**TEXTO MOSTRADO**
------------------------------------------------------------

Desde aquel entonces, Córdoba se ha someterse a más de 80 intervenciones quirúrgicas en un intento por reconstruir las zonas afectadas y recuperar funciones básicas. Con el paso de los años, el deterioro de su calidad de vida y las marcadas precariedades económicas la llevaron a solicitar formalmente el acceso a la muerte asistida.
Frente a la visibilidad que tomó el caso en medios locales, la Entidad Promotora de Salud Capital Salud EPS emitió un pronunciamiento aclarando la situación administrativa del trámite:
“La decisión de hacer uso de la autorización con la que cuenta hace parte de su voluntad y del ejercicio de su derecho a morir dignamente. Capital Salud respetará y acompañará la decisión que la usuaria, de manera libre y autónoma, determine tomar”, precisó la entidad en su comunicado.

------------------------------------------------------------

**DATOS PROPORCIONADOS**
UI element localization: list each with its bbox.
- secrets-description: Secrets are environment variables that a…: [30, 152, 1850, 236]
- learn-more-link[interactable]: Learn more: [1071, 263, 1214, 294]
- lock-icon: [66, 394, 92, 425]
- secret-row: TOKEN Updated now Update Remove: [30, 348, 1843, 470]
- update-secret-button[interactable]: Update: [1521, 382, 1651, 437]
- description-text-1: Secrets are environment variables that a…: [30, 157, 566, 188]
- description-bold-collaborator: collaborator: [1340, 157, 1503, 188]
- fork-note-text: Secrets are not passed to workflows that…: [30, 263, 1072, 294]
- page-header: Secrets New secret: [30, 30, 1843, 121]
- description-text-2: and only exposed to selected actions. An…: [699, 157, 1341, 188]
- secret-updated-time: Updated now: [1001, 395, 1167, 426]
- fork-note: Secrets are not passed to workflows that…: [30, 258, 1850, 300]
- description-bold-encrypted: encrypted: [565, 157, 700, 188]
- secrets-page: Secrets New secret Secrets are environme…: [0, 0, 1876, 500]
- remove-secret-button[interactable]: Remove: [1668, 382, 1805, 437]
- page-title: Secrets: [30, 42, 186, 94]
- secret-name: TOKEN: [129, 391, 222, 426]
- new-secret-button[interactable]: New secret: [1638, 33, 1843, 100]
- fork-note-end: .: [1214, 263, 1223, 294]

------------------------------------------------------------

**CONSIGNA**
Prosigue el texto sobre la solicitud de muerte asistida de Córdoba a partir del comunicado de Capital Salud con el que termina.

**EJERCICIO RESUELTO**
Pese a contar con el aval médico e institucional desde hace cuatro años, la paciente no había fijado una fecha definitiva para la ejecución del procedimiento. La situación dio un giro tras una movilización ciudadana y de asistencia impulsada desde redes sociales.
A través del pódcast conducido por el abogado Juan José Castro, se hizo pública la confirmación de los apoyos requeridos para gestionar las cirugías reconstructivas de boca y nariz que la paciente requería.
“Estoy muy feliz, muy contenta con esos ángeles que Vamos Pa Eso me ha conseguido. Estoy muy feliz. Yo sí quiero hacerme mi cirugía porque yo no me voy a hacer ninguna eutanasia”, manifestó Córdoba.